§ **Request**
Every line from the one with "What text is on this page?" through the end of the entries below should be written out exactly; the pictures should not.

§ **Dataset records**
┌──

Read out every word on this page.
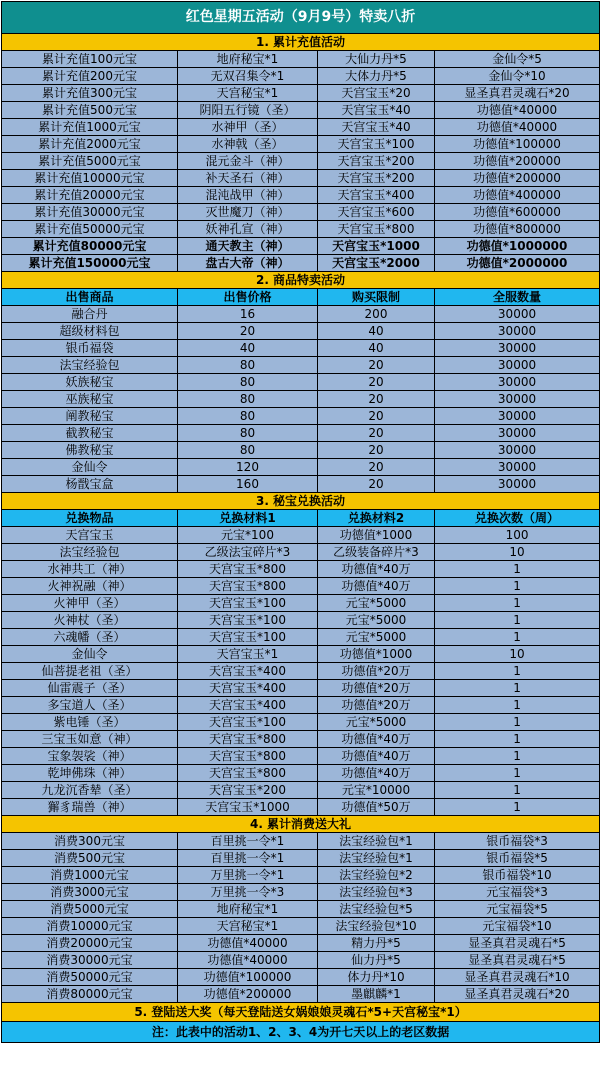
红色星期五活动（9月9号）特卖八折			
1. 累计充值活动			
累计充值100元宝	地府秘宝*1	大仙力丹*5	金仙令*5
累计充值200元宝	无双召集令*1	大体力丹*5	金仙令*10
累计充值300元宝	天宫秘宝*1	天宫宝玉*20	显圣真君灵魂石*20
累计充值500元宝	阴阳五行镜（圣）	天宫宝玉*40	功德值*40000
累计充值1000元宝	水神甲（圣）	天宫宝玉*40	功德值*40000
累计充值2000元宝	水神戟（圣）	天宫宝玉*100	功德值*100000
累计充值5000元宝	混元金斗（神）	天宫宝玉*200	功德值*200000
累计充值10000元宝	补天圣石（神）	天宫宝玉*200	功德值*200000
累计充值20000元宝	混沌战甲（神）	天宫宝玉*400	功德值*400000
累计充值30000元宝	灭世魔刀（神）	天宫宝玉*600	功德值*600000
累计充值50000元宝	妖神孔宣（神）	天宫宝玉*800	功德值*800000
累计充值80000元宝	通天教主（神）	天宫宝玉*1000	功德值*1000000
累计充值150000元宝	盘古大帝（神）	天宫宝玉*2000	功德值*2000000
2. 商品特卖活动			
出售商品	出售价格	购买限制	全服数量
融合丹	16	200	30000
超级材料包	20	40	30000
银币福袋	40	40	30000
法宝经验包	80	20	30000
妖族秘宝	80	20	30000
巫族秘宝	80	20	30000
阐教秘宝	80	20	30000
截教秘宝	80	20	30000
佛教秘宝	80	20	30000
金仙令	120	20	30000
杨戬宝盒	160	20	30000
3. 秘宝兑换活动			
兑换物品	兑换材料1	兑换材料2	兑换次数（周）
天宫宝玉	元宝*100	功德值*1000	100
法宝经验包	乙级法宝碎片*3	乙级装备碎片*3	10
水神共工（神）	天宫宝玉*800	功德值*40万	1
火神祝融（神）	天宫宝玉*800	功德值*40万	1
火神甲（圣）	天宫宝玉*100	元宝*5000	1
火神杖（圣）	天宫宝玉*100	元宝*5000	1
六魂幡（圣）	天宫宝玉*100	元宝*5000	1
金仙令	天宫宝玉*1	功德值*1000	10
仙菩提老祖（圣）	天宫宝玉*400	功德值*20万	1
仙雷震子（圣）	天宫宝玉*400	功德值*20万	1
多宝道人（圣）	天宫宝玉*400	功德值*20万	1
紫电锤（圣）	天宫宝玉*100	元宝*5000	1
三宝玉如意（神）	天宫宝玉*800	功德值*40万	1
宝象袈裟（神）	天宫宝玉*800	功德值*40万	1
乾坤佛珠（神）	天宫宝玉*800	功德值*40万	1
九龙沉香辇（圣）	天宫宝玉*200	元宝*10000	1
獬豸瑞兽（神）	天宫宝玉*1000	功德值*50万	1
4. 累计消费送大礼			
消费300元宝	百里挑一令*1	法宝经验包*1	银币福袋*3
消费500元宝	百里挑一令*1	法宝经验包*1	银币福袋*5
消费1000元宝	万里挑一令*1	法宝经验包*2	银币福袋*10
消费3000元宝	万里挑一令*3	法宝经验包*3	元宝福袋*3
消费5000元宝	地府秘宝*1	法宝经验包*5	元宝福袋*5
消费10000元宝	天宫秘宝*1	法宝经验包*10	元宝福袋*10
消费20000元宝	功德值*40000	精力丹*5	显圣真君灵魂石*5
消费30000元宝	功德值*40000	仙力丹*5	显圣真君灵魂石*5
消费50000元宝	功德值*100000	体力丹*10	显圣真君灵魂石*10
消费80000元宝	功德值*200000	墨麒麟*1	显圣真君灵魂石*20
5. 登陆送大奖（每天登陆送女娲娘娘灵魂石*5+天宫秘宝*1）			
注：此表中的活动1、2、3、4为开七天以上的老区数据			
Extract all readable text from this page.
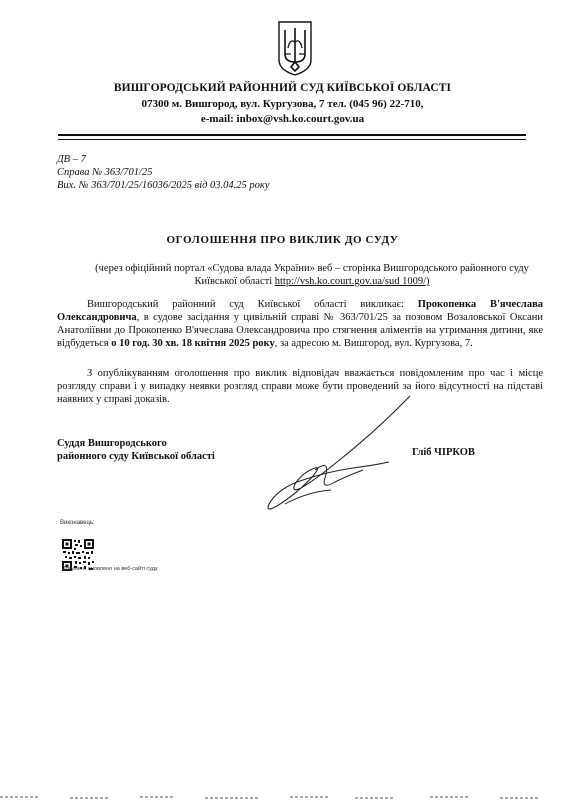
ВИШГОРОДСЬКИЙ РАЙОННИЙ СУД КИЇВСЬКОЇ ОБЛАСТІ
07300 м. Вишгород, вул. Кургузова, 7 тел. (045 96) 22-710,
e-mail: inbox@vsh.ko.court.gov.ua
ДВ – 7
Справа № 363/701/25
Вих. № 363/701/25/16036/2025 від 03.04.25 року
ОГОЛОШЕННЯ ПРО ВИКЛИК ДО СУДУ
(через офіційний портал «Судова влада України» веб – сторінка Вишгородського районного суду Київської області http://vsh.ko.court.gov.ua/sud 1009/)
Вишгородський районний суд Київської області викликає: Прокопенка В'ячеслава Олександровича, в судове засідання у цивільній справі № 363/701/25 за позовом Возаловської Оксани Анатоліївни до Прокопенко В'ячеслава Олександровича про стягнення аліментів на утримання дитини, яке відбудеться о 10 год. 30 хв. 18 квітня 2025 року, за адресою м. Вишгород, вул. Кургузова, 7.
З опублікуванням оголошення про виклик відповідач вважається повідомленим про час і місце розгляду справи і у випадку неявки розгляд справи може бути проведений за його відсутності на підставі наявних у справі доказів.
Суддя Вишгородського
районного суду Київської області	Гліб ЧІРКОВ
Виконавець:
Документ оновлено на веб-сайті суду
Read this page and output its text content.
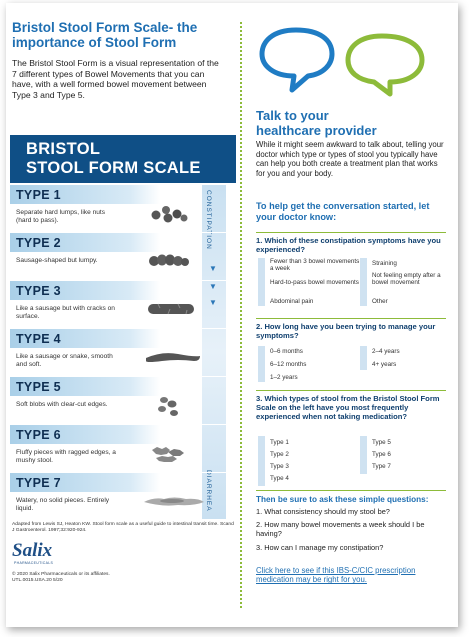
Bristol Stool Form Scale- the importance of Stool Form
The Bristol Stool Form is a visual representation of the 7 different types of Bowel Movements that you can have, with a well formed bowel movement between Type 3 and Type 5.
BRISTOL
STOOL FORM SCALE
CONSTIPATION
▼
▼
▼
DIARRHEA
TYPE 1
Separate hard lumps, like nuts (hard to pass).
TYPE 2
Sausage-shaped but lumpy.
TYPE 3
Like a sausage but with cracks on surface.
TYPE 4
Like a sausage or snake, smooth and soft.
TYPE 5
Soft blobs with clear-cut edges.
TYPE 6
Fluffy pieces with ragged edges, a mushy stool.
TYPE 7
Watery, no solid pieces. Entirely liquid.
Adapted from Lewis SJ, Heaton KW. Stool form scale as a useful guide to intestinal transit time. Scand J Gastroenterol. 1997;32:920-924.
Salix
PHARMACEUTICALS
© 2020 Salix Pharmaceuticals or its affiliates.
UTL.0015.USA.20 5/20
Talk to your
healthcare provider
While it might seem awkward to talk about, telling your doctor which type or types of stool you typically have can help you both create a treatment plan that works for you and your body.
To help get the conversation started, let your doctor know:
1. Which of these constipation symptoms have you experienced?
Fewer than 3 bowel movements a week
Hard-to-pass bowel movements
Abdominal pain
Straining
Not feeling empty after a bowel movement
Other
2. How long have you been trying to manage your symptoms?
0–6 months
6–12 months
1–2 years
2–4 years
4+ years
3. Which types of stool from the Bristol Stool Form Scale on the left have you most frequently experienced when not taking medication?
Type 1
Type 2
Type 3
Type 4
Type 5
Type 6
Type 7
Then be sure to ask these simple questions:
1. What consistency should my stool be?
2. How many bowel movements a week should I be having?
3. How can I manage my constipation?
Click here to see if this IBS-C/CIC prescription medication may be right for you.
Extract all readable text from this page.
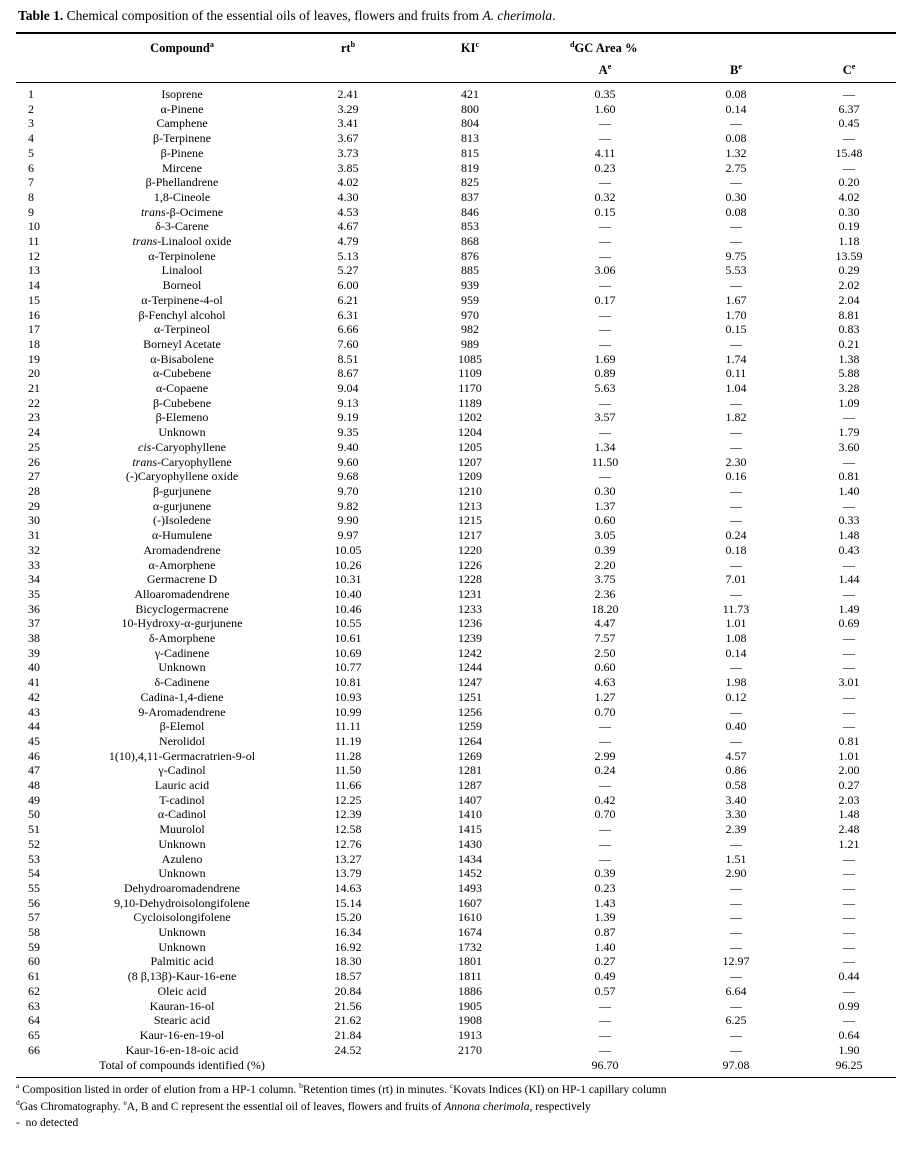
Table 1. Chemical composition of the essential oils of leaves, flowers and fruits from A. cherimola.
	Compound$^a$	$rt^b$	$KI^c$	$^d$GC Area %		
				$A^e$	$B^e$	Ce
1	Isoprene	2.41	421	0.35	0.08	—
2	α-Pinene	3.29	800	1.60	0.14	6.37
3	Camphene	3.41	804	—	—	0.45
4	β-Terpinene	3.67	813	—	0.08	—
5	β-Pinene	3.73	815	4.11	1.32	15.48
6	Mircene	3.85	819	0.23	2.75	—
7	β-Phellandrene	4.02	825	—	—	0.20
8	1,8-Cineole	4.30	837	0.32	0.30	4.02
9	trans-β-Ocimene	4.53	846	0.15	0.08	0.30
10	δ-3-Carene	4.67	853	—	—	0.19
11	trans-Linalool oxide	4.79	868	—	—	1.18
12	α-Terpinolene	5.13	876	—	9.75	13.59
13	Linalool	5.27	885	3.06	5.53	0.29
14	Borneol	6.00	939	—	—	2.02
15	α-Terpinene-4-ol	6.21	959	0.17	1.67	2.04
16	β-Fenchyl alcohol	6.31	970	—	1.70	8.81
17	α-Terpineol	6.66	982	—	0.15	0.83
18	Borneyl Acetate	7.60	989	—	—	0.21
19	α-Bisabolene	8.51	1085	1.69	1.74	1.38
20	α-Cubebene	8.67	1109	0.89	0.11	5.88
21	α-Copaene	9.04	1170	5.63	1.04	3.28
22	β-Cubebene	9.13	1189	—	—	1.09
23	β-Elemeno	9.19	1202	3.57	1.82	—
24	Unknown	9.35	1204	—	—	1.79
25	cis-Caryophyllene	9.40	1205	1.34	—	3.60
26	trans-Caryophyllene	9.60	1207	11.50	2.30	—
27	(-)Caryophyllene oxide	9.68	1209	—	0.16	0.81
28	β-gurjunene	9.70	1210	0.30	—	1.40
29	α-gurjunene	9.82	1213	1.37	—	—
30	(-)Isoledene	9.90	1215	0.60	—	0.33
31	α-Humulene	9.97	1217	3.05	0.24	1.48
32	Aromadendrene	10.05	1220	0.39	0.18	0.43
33	α-Amorphene	10.26	1226	2.20	—	—
34	Germacrene D	10.31	1228	3.75	7.01	1.44
35	Alloaromadendrene	10.40	1231	2.36	—	—
36	Bicyclogermacrene	10.46	1233	18.20	11.73	1.49
37	10-Hydroxy-α-gurjunene	10.55	1236	4.47	1.01	0.69
38	δ-Amorphene	10.61	1239	7.57	1.08	—
39	γ-Cadinene	10.69	1242	2.50	0.14	—
40	Unknown	10.77	1244	0.60	—	—
41	δ-Cadinene	10.81	1247	4.63	1.98	3.01
42	Cadina-1,4-diene	10.93	1251	1.27	0.12	—
43	9-Aromadendrene	10.99	1256	0.70	—	—
44	β-Elemol	11.11	1259	—	0.40	—
45	Nerolidol	11.19	1264	—	—	0.81
46	1(10),4,11-Germacratrien-9-ol	11.28	1269	2.99	4.57	1.01
47	γ-Cadinol	11.50	1281	0.24	0.86	2.00
48	Lauric acid	11.66	1287	—	0.58	0.27
49	T-cadinol	12.25	1407	0.42	3.40	2.03
50	α-Cadinol	12.39	1410	0.70	3.30	1.48
51	Muurolol	12.58	1415	—	2.39	2.48
52	Unknown	12.76	1430	—	—	1.21
53	Azuleno	13.27	1434	—	1.51	—
54	Unknown	13.79	1452	0.39	2.90	—
55	Dehydroaromadendrene	14.63	1493	0.23	—	—
56	9,10-Dehydroisolongifolene	15.14	1607	1.43	—	—
57	Cycloisolongifolene	15.20	1610	1.39	—	—
58	Unknown	16.34	1674	0.87	—	—
59	Unknown	16.92	1732	1.40	—	—
60	Palmitic acid	18.30	1801	0.27	12.97	—
61	(8 β,13β)-Kaur-16-ene	18.57	1811	0.49	—	0.44
62	Oleic acid	20.84	1886	0.57	6.64	—
63	Kauran-16-ol	21.56	1905	—	—	0.99
64	Stearic acid	21.62	1908	—	6.25	—
65	Kaur-16-en-19-ol	21.84	1913	—	—	0.64
66	Kaur-16-en-18-oic acid	24.52	2170	—	—	1.90
	Total of compounds identified (%)			96.70	97.08	96.25
$^a$ Composition listed in order of elution from a HP-1 column. $^b$Retention times (rt) in minutes. $^c$Kovats Indices (KI) on HP-1 capillary column
$^d$Gas Chromatography. $^e$A, B and C represent the essential oil of leaves, flowers and fruits of Annona cherimola, respectively
-  no detected
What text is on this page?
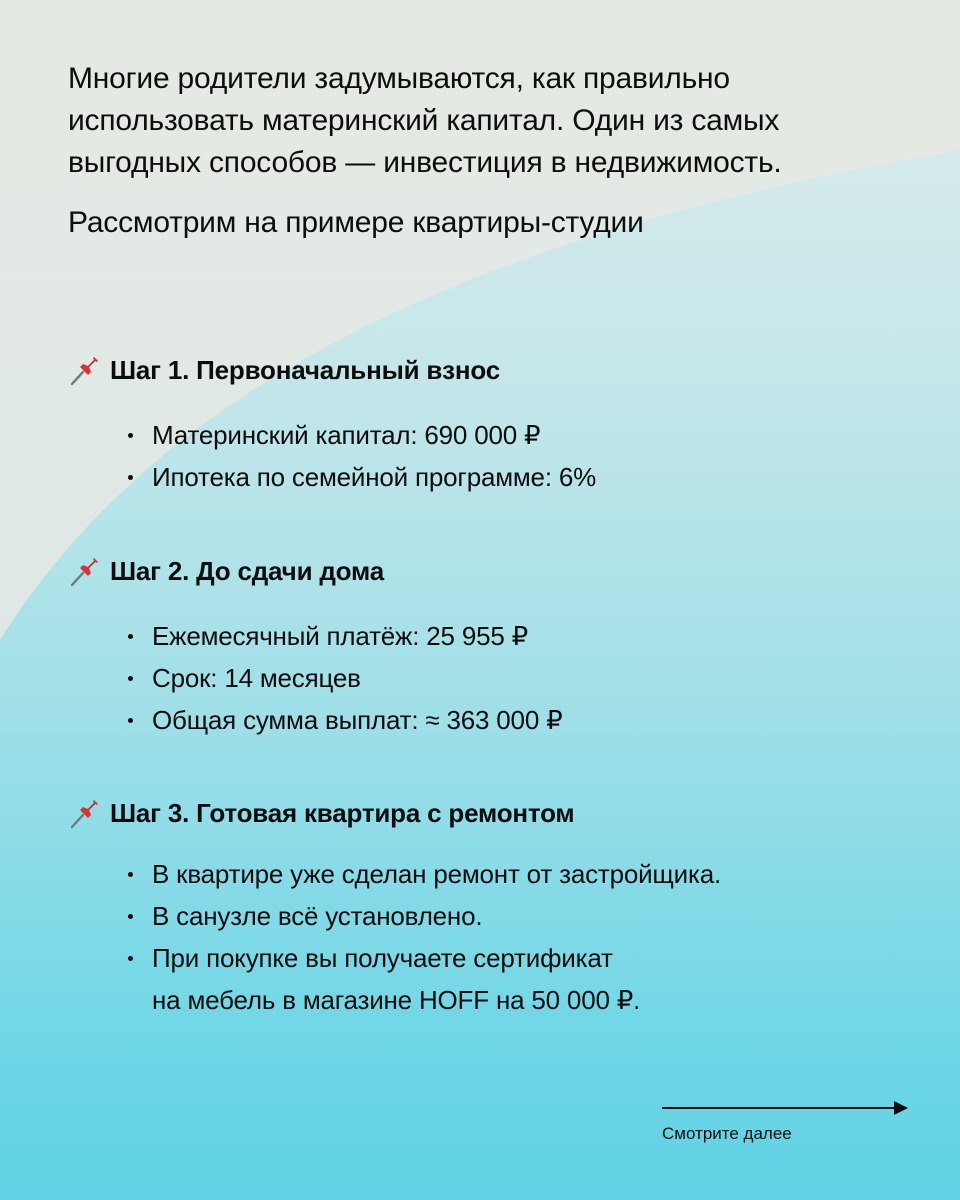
Многие родители задумываются, как правильно использовать материнский капитал. Один из самых выгодных способов — инвестиция в недвижимость.

Рассмотрим на примере квартиры-студии
Шаг 1. Первоначальный взнос
Материнский капитал: 690 000 ₽
Ипотека по семейной программе: 6%
Шаг 2. До сдачи дома
Ежемесячный платёж: 25 955 ₽
Срок: 14 месяцев
Общая сумма выплат: ≈ 363 000 ₽
Шаг 3. Готовая квартира с ремонтом
В квартире уже сделан ремонт от застройщика.
В санузле всё установлено.
При покупке вы получаете сертификат
на мебель в магазине HOFF на 50 000 ₽.
Смотрите далее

└──

§ **Response to this exercise**
What text is on this page?
Многие родители задумываются, как правильно использовать материнский капитал. Один из самых выгодных способов — инвестиция в недвижимость.

Рассмотрим на примере квартиры-студии
Шаг 1. Первоначальный взнос
Материнский капитал: 690 000 ₽
Ипотека по семейной программе: 6%
Шаг 2. До сдачи дома
Ежемесячный платёж: 25 955 ₽
Срок: 14 месяцев
Общая сумма выплат: ≈ 363 000 ₽
Шаг 3. Готовая квартира с ремонтом
В квартире уже сделан ремонт от застройщика.
В санузле всё установлено.
При покупке вы получаете сертификат
на мебель в магазине HOFF на 50 000 ₽.
Смотрите далее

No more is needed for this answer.